Tally the lines in the data below that contain the string "Music", treating uppercase and lowercase as distinct, and give only the number.

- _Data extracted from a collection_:
========
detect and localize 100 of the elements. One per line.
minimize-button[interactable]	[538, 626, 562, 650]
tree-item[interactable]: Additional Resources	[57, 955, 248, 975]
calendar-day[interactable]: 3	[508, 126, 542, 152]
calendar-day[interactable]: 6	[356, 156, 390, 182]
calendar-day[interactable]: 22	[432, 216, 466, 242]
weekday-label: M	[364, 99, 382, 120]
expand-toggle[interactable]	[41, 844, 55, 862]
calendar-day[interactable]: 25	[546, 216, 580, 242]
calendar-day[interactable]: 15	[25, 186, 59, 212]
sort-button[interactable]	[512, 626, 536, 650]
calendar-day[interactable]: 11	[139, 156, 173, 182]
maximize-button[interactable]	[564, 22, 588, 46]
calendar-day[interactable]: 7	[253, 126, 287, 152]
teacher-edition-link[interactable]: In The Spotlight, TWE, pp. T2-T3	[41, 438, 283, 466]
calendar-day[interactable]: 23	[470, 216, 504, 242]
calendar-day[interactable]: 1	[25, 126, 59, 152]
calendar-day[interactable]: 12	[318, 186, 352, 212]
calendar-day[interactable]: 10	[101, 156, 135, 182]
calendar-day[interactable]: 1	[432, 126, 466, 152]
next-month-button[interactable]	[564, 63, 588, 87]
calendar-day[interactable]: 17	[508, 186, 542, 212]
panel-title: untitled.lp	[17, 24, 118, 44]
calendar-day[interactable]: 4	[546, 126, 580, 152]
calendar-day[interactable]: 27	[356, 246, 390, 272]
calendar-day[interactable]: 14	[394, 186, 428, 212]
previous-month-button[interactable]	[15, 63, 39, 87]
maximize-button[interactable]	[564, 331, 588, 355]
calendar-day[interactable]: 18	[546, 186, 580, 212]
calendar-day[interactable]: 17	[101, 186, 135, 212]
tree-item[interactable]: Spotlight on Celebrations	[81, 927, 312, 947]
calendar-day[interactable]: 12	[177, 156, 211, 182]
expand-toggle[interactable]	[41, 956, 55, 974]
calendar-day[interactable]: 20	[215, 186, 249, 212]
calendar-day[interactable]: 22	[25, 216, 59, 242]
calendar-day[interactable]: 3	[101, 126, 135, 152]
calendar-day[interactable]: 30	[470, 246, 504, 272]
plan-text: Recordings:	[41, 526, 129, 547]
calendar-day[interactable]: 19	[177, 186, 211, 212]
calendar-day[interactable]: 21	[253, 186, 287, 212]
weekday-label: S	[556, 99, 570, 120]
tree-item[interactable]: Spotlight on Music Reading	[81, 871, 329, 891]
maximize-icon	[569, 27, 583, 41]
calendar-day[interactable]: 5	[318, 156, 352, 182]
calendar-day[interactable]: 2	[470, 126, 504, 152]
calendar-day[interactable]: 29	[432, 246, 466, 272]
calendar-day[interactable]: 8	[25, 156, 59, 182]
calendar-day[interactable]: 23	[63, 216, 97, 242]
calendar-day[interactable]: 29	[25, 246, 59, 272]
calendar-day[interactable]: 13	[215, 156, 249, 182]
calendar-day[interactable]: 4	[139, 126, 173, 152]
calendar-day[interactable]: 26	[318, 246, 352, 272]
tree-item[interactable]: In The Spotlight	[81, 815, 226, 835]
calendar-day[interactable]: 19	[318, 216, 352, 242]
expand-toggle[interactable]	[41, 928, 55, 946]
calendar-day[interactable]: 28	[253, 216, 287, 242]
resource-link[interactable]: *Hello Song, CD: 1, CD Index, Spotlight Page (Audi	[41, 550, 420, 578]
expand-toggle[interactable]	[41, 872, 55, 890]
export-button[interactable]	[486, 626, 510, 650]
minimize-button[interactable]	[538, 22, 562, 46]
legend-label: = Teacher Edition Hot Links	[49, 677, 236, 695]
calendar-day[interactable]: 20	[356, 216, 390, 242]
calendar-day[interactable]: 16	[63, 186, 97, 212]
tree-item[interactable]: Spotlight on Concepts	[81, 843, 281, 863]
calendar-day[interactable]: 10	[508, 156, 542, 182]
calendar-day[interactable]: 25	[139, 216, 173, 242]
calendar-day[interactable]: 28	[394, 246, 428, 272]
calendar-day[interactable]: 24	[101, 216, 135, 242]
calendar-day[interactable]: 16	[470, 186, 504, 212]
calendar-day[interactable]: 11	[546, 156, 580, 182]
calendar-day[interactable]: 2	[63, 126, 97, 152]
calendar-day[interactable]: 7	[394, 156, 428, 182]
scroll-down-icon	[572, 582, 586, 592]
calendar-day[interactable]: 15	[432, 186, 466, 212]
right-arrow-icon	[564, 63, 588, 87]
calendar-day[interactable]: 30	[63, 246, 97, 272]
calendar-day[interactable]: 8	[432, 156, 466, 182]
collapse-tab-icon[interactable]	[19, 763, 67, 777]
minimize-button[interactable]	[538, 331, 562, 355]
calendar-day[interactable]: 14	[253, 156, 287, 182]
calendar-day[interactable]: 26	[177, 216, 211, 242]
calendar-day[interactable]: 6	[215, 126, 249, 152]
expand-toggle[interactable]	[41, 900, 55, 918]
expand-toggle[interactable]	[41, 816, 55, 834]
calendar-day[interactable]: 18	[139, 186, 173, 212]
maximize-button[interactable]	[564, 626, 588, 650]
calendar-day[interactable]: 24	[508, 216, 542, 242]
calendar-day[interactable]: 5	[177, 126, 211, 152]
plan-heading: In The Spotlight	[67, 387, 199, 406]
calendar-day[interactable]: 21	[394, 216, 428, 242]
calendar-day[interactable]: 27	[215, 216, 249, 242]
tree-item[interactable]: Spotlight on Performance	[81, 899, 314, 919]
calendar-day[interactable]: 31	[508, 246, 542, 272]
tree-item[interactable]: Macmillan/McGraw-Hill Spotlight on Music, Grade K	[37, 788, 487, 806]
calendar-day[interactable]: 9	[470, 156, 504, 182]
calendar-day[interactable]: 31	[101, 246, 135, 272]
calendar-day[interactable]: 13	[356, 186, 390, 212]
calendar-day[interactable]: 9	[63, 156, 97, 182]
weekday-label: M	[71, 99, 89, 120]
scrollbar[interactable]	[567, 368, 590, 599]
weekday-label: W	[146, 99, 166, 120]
========
- _TASK ANSWER_: 2